◆ Aim: Repeat exactly the lines from the line containing "Extract all readable text from this page." to the last line of the listing, including both.

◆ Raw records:
----------------
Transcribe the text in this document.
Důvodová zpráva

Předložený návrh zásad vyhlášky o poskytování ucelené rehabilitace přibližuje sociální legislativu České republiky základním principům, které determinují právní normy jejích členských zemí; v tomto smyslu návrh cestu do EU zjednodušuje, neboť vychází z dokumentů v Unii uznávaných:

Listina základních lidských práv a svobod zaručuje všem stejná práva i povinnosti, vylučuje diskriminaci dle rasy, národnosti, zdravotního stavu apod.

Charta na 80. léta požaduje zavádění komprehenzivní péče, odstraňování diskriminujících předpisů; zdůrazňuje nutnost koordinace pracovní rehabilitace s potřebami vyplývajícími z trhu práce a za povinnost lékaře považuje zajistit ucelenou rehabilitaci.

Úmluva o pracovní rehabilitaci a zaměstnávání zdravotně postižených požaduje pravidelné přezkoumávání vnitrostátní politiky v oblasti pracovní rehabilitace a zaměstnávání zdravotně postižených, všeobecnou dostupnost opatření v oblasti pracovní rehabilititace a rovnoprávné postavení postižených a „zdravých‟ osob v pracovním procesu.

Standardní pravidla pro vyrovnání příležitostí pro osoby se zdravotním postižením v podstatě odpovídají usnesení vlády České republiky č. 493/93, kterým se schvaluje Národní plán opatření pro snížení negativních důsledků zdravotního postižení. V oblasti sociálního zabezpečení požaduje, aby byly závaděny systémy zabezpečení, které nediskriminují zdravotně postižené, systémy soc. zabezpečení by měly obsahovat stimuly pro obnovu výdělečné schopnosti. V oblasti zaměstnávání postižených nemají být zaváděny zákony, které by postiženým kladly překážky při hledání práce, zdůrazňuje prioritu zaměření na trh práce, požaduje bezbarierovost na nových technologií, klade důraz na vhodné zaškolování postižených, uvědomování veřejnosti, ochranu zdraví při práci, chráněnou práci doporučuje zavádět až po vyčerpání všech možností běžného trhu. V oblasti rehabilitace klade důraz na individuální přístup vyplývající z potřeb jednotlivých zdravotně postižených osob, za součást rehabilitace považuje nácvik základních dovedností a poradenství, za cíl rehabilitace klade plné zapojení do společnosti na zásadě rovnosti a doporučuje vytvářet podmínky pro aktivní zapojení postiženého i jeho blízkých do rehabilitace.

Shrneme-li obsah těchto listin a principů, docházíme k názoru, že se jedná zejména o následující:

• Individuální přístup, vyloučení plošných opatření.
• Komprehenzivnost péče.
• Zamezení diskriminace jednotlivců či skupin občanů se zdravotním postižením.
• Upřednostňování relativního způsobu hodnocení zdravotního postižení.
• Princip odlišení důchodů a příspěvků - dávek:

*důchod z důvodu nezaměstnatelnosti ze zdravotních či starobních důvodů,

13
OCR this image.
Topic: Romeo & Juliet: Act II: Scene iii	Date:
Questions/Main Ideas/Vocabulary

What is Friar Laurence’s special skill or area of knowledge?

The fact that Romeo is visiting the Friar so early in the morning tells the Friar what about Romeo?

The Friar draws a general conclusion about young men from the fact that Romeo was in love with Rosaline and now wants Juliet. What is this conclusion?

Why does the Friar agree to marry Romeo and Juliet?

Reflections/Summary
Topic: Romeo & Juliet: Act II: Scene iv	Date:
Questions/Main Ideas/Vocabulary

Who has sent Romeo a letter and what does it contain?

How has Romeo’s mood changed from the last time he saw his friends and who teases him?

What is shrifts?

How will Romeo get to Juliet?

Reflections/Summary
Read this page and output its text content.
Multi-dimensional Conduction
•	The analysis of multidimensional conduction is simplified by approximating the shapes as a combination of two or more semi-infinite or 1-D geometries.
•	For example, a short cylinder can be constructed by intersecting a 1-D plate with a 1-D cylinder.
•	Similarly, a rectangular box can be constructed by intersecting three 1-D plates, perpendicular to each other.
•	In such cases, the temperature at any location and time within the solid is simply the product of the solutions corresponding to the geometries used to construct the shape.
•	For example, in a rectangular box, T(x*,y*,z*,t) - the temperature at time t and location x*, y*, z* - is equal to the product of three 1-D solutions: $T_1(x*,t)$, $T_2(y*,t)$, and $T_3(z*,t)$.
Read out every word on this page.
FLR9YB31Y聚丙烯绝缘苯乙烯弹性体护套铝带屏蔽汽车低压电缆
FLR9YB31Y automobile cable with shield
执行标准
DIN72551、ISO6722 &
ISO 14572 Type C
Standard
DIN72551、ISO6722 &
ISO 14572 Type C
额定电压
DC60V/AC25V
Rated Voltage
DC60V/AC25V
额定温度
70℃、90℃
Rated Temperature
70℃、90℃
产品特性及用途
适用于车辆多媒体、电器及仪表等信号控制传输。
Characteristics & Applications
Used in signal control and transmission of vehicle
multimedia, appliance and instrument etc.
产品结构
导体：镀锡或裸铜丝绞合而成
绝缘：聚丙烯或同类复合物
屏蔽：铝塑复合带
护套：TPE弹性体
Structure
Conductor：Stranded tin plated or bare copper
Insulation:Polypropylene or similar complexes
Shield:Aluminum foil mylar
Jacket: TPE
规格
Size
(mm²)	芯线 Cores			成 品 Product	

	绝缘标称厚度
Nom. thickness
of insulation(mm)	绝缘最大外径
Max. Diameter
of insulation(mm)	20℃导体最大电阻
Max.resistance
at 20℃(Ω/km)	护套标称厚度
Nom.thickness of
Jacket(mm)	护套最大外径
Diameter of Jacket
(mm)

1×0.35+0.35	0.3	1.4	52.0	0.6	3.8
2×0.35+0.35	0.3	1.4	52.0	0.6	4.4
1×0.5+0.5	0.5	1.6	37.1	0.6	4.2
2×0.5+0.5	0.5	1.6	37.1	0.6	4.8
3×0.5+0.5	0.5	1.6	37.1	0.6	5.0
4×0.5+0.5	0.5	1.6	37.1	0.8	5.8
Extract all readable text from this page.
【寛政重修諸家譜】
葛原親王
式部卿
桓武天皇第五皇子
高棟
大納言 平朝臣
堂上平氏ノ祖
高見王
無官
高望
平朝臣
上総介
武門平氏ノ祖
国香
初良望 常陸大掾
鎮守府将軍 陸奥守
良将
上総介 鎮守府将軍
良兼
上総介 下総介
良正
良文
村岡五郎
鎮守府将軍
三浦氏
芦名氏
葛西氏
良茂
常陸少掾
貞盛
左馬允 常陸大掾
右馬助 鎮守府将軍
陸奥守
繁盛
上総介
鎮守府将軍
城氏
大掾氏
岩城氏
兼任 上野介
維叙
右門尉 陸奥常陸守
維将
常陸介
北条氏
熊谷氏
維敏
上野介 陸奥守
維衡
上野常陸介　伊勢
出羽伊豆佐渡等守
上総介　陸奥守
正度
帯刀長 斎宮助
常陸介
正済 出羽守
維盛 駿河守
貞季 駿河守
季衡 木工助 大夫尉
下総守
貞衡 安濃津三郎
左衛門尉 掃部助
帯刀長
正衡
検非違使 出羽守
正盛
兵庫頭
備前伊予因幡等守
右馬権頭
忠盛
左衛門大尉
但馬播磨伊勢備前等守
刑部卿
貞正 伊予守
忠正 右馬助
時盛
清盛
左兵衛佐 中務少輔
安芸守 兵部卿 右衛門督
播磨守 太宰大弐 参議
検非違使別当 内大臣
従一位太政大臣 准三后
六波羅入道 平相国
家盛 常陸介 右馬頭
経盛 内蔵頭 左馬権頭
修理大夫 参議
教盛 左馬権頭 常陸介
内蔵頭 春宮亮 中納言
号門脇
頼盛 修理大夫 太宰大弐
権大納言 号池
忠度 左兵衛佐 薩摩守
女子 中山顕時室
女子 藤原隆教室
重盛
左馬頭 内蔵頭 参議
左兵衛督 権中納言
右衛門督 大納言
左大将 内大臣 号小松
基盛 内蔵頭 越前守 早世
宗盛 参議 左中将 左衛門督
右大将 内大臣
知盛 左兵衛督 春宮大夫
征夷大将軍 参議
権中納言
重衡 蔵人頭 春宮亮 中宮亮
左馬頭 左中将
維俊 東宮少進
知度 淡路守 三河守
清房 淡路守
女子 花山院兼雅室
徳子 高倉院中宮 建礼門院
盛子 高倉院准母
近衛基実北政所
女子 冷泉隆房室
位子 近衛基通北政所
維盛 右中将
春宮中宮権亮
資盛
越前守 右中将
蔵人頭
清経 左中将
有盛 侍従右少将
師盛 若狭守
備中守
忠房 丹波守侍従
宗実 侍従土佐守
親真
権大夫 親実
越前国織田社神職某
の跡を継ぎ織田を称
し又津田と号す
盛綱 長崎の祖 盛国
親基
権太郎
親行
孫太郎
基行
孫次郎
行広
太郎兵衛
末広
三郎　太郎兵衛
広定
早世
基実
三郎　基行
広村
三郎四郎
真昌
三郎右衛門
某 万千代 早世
----------------
◆ Correct response:
Extract all readable text from this page.
【寛政重修諸家譜】
葛原親王
式部卿
桓武天皇第五皇子
高棟
大納言 平朝臣
堂上平氏ノ祖
高見王
無官
高望
平朝臣
上総介
武門平氏ノ祖
国香
初良望 常陸大掾
鎮守府将軍 陸奥守
良将
上総介 鎮守府将軍
良兼
上総介 下総介
良正
良文
村岡五郎
鎮守府将軍
三浦氏
芦名氏
葛西氏
良茂
常陸少掾
貞盛
左馬允 常陸大掾
右馬助 鎮守府将軍
陸奥守
繁盛
上総介
鎮守府将軍
城氏
大掾氏
岩城氏
兼任 上野介
維叙
右門尉 陸奥常陸守
維将
常陸介
北条氏
熊谷氏
維敏
上野介 陸奥守
維衡
上野常陸介　伊勢
出羽伊豆佐渡等守
上総介　陸奥守
正度
帯刀長 斎宮助
常陸介
正済 出羽守
維盛 駿河守
貞季 駿河守
季衡 木工助 大夫尉
下総守
貞衡 安濃津三郎
左衛門尉 掃部助
帯刀長
正衡
検非違使 出羽守
正盛
兵庫頭
備前伊予因幡等守
右馬権頭
忠盛
左衛門大尉
但馬播磨伊勢備前等守
刑部卿
貞正 伊予守
忠正 右馬助
時盛
清盛
左兵衛佐 中務少輔
安芸守 兵部卿 右衛門督
播磨守 太宰大弐 参議
検非違使別当 内大臣
従一位太政大臣 准三后
六波羅入道 平相国
家盛 常陸介 右馬頭
経盛 内蔵頭 左馬権頭
修理大夫 参議
教盛 左馬権頭 常陸介
内蔵頭 春宮亮 中納言
号門脇
頼盛 修理大夫 太宰大弐
権大納言 号池
忠度 左兵衛佐 薩摩守
女子 中山顕時室
女子 藤原隆教室
重盛
左馬頭 内蔵頭 参議
左兵衛督 権中納言
右衛門督 大納言
左大将 内大臣 号小松
基盛 内蔵頭 越前守 早世
宗盛 参議 左中将 左衛門督
右大将 内大臣
知盛 左兵衛督 春宮大夫
征夷大将軍 参議
権中納言
重衡 蔵人頭 春宮亮 中宮亮
左馬頭 左中将
維俊 東宮少進
知度 淡路守 三河守
清房 淡路守
女子 花山院兼雅室
徳子 高倉院中宮 建礼門院
盛子 高倉院准母
近衛基実北政所
女子 冷泉隆房室
位子 近衛基通北政所
維盛 右中将
春宮中宮権亮
資盛
越前守 右中将
蔵人頭
清経 左中将
有盛 侍従右少将
師盛 若狭守
備中守
忠房 丹波守侍従
宗実 侍従土佐守
親真
権大夫 親実
越前国織田社神職某
の跡を継ぎ織田を称
し又津田と号す
盛綱 長崎の祖 盛国
親基
権太郎
親行
孫太郎
基行
孫次郎
行広
太郎兵衛
末広
三郎　太郎兵衛
広定
早世
基実
三郎　基行
広村
三郎四郎
真昌
三郎右衛門
某 万千代 早世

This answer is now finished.